> _The task_
Your task is to write out the complete listing exactly as it is shown.

[Dataset excerpts]
+--

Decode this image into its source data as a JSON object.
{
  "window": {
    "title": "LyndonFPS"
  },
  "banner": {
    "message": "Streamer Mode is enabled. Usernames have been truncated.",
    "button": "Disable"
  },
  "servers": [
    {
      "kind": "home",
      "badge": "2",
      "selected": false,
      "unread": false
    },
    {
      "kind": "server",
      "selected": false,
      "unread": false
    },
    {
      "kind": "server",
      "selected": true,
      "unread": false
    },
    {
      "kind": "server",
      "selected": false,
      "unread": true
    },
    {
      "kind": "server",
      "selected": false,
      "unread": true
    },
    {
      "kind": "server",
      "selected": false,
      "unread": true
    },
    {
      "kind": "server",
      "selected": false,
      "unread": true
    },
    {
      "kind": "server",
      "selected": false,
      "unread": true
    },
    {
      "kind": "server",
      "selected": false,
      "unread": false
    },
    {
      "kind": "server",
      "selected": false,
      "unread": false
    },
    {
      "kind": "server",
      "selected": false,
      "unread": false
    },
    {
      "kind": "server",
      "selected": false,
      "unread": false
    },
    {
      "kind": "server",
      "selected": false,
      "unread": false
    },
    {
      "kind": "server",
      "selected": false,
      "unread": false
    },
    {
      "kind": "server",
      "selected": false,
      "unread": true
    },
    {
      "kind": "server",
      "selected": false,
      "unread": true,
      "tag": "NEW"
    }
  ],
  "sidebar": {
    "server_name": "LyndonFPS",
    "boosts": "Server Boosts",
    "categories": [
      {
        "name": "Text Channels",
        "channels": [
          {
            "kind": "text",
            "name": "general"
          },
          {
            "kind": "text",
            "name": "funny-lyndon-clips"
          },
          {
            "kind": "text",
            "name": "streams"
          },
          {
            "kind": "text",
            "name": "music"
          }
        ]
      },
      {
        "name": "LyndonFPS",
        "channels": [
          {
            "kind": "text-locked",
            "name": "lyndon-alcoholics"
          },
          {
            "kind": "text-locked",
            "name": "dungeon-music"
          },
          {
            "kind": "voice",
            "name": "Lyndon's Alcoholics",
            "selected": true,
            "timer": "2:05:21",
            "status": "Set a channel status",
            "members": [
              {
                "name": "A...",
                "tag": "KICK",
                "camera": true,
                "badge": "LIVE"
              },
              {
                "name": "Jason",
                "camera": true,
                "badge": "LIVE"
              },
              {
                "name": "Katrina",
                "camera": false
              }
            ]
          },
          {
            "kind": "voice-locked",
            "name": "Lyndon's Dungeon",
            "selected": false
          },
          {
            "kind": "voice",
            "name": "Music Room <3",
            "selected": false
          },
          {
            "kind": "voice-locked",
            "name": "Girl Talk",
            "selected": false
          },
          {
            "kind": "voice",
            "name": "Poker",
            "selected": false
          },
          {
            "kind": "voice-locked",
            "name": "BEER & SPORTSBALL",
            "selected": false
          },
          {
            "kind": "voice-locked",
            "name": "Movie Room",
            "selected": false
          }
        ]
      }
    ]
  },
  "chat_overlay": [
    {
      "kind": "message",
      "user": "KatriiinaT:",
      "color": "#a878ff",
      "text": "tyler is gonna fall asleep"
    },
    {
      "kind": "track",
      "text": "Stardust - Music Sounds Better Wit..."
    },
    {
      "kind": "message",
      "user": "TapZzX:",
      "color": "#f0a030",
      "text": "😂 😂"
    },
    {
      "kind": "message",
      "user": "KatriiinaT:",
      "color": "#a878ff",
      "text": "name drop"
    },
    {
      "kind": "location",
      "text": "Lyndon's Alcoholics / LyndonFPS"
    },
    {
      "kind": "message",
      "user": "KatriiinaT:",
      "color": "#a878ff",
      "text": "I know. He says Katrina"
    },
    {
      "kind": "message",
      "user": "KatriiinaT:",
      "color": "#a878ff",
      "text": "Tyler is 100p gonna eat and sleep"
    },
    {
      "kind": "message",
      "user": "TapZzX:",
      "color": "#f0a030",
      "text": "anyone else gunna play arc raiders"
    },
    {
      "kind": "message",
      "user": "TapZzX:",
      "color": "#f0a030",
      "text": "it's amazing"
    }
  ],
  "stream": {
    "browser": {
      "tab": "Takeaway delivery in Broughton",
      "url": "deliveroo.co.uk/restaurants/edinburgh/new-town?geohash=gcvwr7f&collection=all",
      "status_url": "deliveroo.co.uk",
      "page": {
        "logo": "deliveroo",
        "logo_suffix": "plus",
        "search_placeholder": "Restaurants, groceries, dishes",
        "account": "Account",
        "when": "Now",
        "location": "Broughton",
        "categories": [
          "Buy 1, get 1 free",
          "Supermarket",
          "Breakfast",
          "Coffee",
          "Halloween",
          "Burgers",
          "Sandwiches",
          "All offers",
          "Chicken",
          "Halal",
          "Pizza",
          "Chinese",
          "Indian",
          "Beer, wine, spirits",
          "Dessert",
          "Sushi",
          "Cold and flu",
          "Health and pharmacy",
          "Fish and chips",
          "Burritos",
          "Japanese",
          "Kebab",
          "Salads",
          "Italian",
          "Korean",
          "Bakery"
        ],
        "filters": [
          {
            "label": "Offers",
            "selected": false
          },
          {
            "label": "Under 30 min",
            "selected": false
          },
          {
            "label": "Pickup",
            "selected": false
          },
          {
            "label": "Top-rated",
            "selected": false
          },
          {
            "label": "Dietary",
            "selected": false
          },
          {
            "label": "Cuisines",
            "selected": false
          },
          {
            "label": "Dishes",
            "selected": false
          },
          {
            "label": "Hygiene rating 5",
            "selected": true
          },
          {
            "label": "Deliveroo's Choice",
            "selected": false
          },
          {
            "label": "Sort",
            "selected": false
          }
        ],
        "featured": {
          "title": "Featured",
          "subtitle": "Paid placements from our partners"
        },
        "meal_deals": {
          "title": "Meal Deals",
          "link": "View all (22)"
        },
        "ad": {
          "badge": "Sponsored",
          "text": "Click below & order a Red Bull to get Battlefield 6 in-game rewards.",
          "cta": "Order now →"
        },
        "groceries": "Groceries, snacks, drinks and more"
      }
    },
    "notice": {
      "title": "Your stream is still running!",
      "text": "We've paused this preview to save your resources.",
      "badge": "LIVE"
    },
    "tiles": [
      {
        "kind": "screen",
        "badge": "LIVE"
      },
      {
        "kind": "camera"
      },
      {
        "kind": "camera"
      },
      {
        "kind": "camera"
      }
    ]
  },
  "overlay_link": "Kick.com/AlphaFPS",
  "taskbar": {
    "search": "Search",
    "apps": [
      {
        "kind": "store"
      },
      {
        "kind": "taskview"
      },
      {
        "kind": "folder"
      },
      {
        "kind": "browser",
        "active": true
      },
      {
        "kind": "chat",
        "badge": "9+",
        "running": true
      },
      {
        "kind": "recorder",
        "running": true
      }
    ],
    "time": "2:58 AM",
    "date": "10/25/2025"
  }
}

+--

> _Written response_
Decode this image into its source data as a JSON object.
{
  "window": {
    "title": "LyndonFPS"
  },
  "banner": {
    "message": "Streamer Mode is enabled. Usernames have been truncated.",
    "button": "Disable"
  },
  "servers": [
    {
      "kind": "home",
      "badge": "2",
      "selected": false,
      "unread": false
    },
    {
      "kind": "server",
      "selected": false,
      "unread": false
    },
    {
      "kind": "server",
      "selected": true,
      "unread": false
    },
    {
      "kind": "server",
      "selected": false,
      "unread": true
    },
    {
      "kind": "server",
      "selected": false,
      "unread": true
    },
    {
      "kind": "server",
      "selected": false,
      "unread": true
    },
    {
      "kind": "server",
      "selected": false,
      "unread": true
    },
    {
      "kind": "server",
      "selected": false,
      "unread": true
    },
    {
      "kind": "server",
      "selected": false,
      "unread": false
    },
    {
      "kind": "server",
      "selected": false,
      "unread": false
    },
    {
      "kind": "server",
      "selected": false,
      "unread": false
    },
    {
      "kind": "server",
      "selected": false,
      "unread": false
    },
    {
      "kind": "server",
      "selected": false,
      "unread": false
    },
    {
      "kind": "server",
      "selected": false,
      "unread": false
    },
    {
      "kind": "server",
      "selected": false,
      "unread": true
    },
    {
      "kind": "server",
      "selected": false,
      "unread": true,
      "tag": "NEW"
    }
  ],
  "sidebar": {
    "server_name": "LyndonFPS",
    "boosts": "Server Boosts",
    "categories": [
      {
        "name": "Text Channels",
        "channels": [
          {
            "kind": "text",
            "name": "general"
          },
          {
            "kind": "text",
            "name": "funny-lyndon-clips"
          },
          {
            "kind": "text",
            "name": "streams"
          },
          {
            "kind": "text",
            "name": "music"
          }
        ]
      },
      {
        "name": "LyndonFPS",
        "channels": [
          {
            "kind": "text-locked",
            "name": "lyndon-alcoholics"
          },
          {
            "kind": "text-locked",
            "name": "dungeon-music"
          },
          {
            "kind": "voice",
            "name": "Lyndon's Alcoholics",
            "selected": true,
            "timer": "2:05:21",
            "status": "Set a channel status",
            "members": [
              {
                "name": "A...",
                "tag": "KICK",
                "camera": true,
                "badge": "LIVE"
              },
              {
                "name": "Jason",
                "camera": true,
                "badge": "LIVE"
              },
              {
                "name": "Katrina",
                "camera": false
              }
            ]
          },
          {
            "kind": "voice-locked",
            "name": "Lyndon's Dungeon",
            "selected": false
          },
          {
            "kind": "voice",
            "name": "Music Room <3",
            "selected": false
          },
          {
            "kind": "voice-locked",
            "name": "Girl Talk",
            "selected": false
          },
          {
            "kind": "voice",
            "name": "Poker",
            "selected": false
          },
          {
            "kind": "voice-locked",
            "name": "BEER & SPORTSBALL",
            "selected": false
          },
          {
            "kind": "voice-locked",
            "name": "Movie Room",
            "selected": false
          }
        ]
      }
    ]
  },
  "chat_overlay": [
    {
      "kind": "message",
      "user": "KatriiinaT:",
      "color": "#a878ff",
      "text": "tyler is gonna fall asleep"
    },
    {
      "kind": "track",
      "text": "Stardust - Music Sounds Better Wit..."
    },
    {
      "kind": "message",
      "user": "TapZzX:",
      "color": "#f0a030",
      "text": "😂 😂"
    },
    {
      "kind": "message",
      "user": "KatriiinaT:",
      "color": "#a878ff",
      "text": "name drop"
    },
    {
      "kind": "location",
      "text": "Lyndon's Alcoholics / LyndonFPS"
    },
    {
      "kind": "message",
      "user": "KatriiinaT:",
      "color": "#a878ff",
      "text": "I know. He says Katrina"
    },
    {
      "kind": "message",
      "user": "KatriiinaT:",
      "color": "#a878ff",
      "text": "Tyler is 100p gonna eat and sleep"
    },
    {
      "kind": "message",
      "user": "TapZzX:",
      "color": "#f0a030",
      "text": "anyone else gunna play arc raiders"
    },
    {
      "kind": "message",
      "user": "TapZzX:",
      "color": "#f0a030",
      "text": "it's amazing"
    }
  ],
  "stream": {
    "browser": {
      "tab": "Takeaway delivery in Broughton",
      "url": "deliveroo.co.uk/restaurants/edinburgh/new-town?geohash=gcvwr7f&collection=all",
      "status_url": "deliveroo.co.uk",
      "page": {
        "logo": "deliveroo",
        "logo_suffix": "plus",
        "search_placeholder": "Restaurants, groceries, dishes",
        "account": "Account",
        "when": "Now",
        "location": "Broughton",
        "categories": [
          "Buy 1, get 1 free",
          "Supermarket",
          "Breakfast",
          "Coffee",
          "Halloween",
          "Burgers",
          "Sandwiches",
          "All offers",
          "Chicken",
          "Halal",
          "Pizza",
          "Chinese",
          "Indian",
          "Beer, wine, spirits",
          "Dessert",
          "Sushi",
          "Cold and flu",
          "Health and pharmacy",
          "Fish and chips",
          "Burritos",
          "Japanese",
          "Kebab",
          "Salads",
          "Italian",
          "Korean",
          "Bakery"
        ],
        "filters": [
          {
            "label": "Offers",
            "selected": false
          },
          {
            "label": "Under 30 min",
            "selected": false
          },
          {
            "label": "Pickup",
            "selected": false
          },
          {
            "label": "Top-rated",
            "selected": false
          },
          {
            "label": "Dietary",
            "selected": false
          },
          {
            "label": "Cuisines",
            "selected": false
          },
          {
            "label": "Dishes",
            "selected": false
          },
          {
            "label": "Hygiene rating 5",
            "selected": true
          },
          {
            "label": "Deliveroo's Choice",
            "selected": false
          },
          {
            "label": "Sort",
            "selected": false
          }
        ],
        "featured": {
          "title": "Featured",
          "subtitle": "Paid placements from our partners"
        },
        "meal_deals": {
          "title": "Meal Deals",
          "link": "View all (22)"
        },
        "ad": {
          "badge": "Sponsored",
          "text": "Click below & order a Red Bull to get Battlefield 6 in-game rewards.",
          "cta": "Order now →"
        },
        "groceries": "Groceries, snacks, drinks and more"
      }
    },
    "notice": {
      "title": "Your stream is still running!",
      "text": "We've paused this preview to save your resources.",
      "badge": "LIVE"
    },
    "tiles": [
      {
        "kind": "screen",
        "badge": "LIVE"
      },
      {
        "kind": "camera"
      },
      {
        "kind": "camera"
      },
      {
        "kind": "camera"
      }
    ]
  },
  "overlay_link": "Kick.com/AlphaFPS",
  "taskbar": {
    "search": "Search",
    "apps": [
      {
        "kind": "store"
      },
      {
        "kind": "taskview"
      },
      {
        "kind": "folder"
      },
      {
        "kind": "browser",
        "active": true
      },
      {
        "kind": "chat",
        "badge": "9+",
        "running": true
      },
      {
        "kind": "recorder",
        "running": true
      }
    ],
    "time": "2:58 AM",
    "date": "10/25/2025"
  }
}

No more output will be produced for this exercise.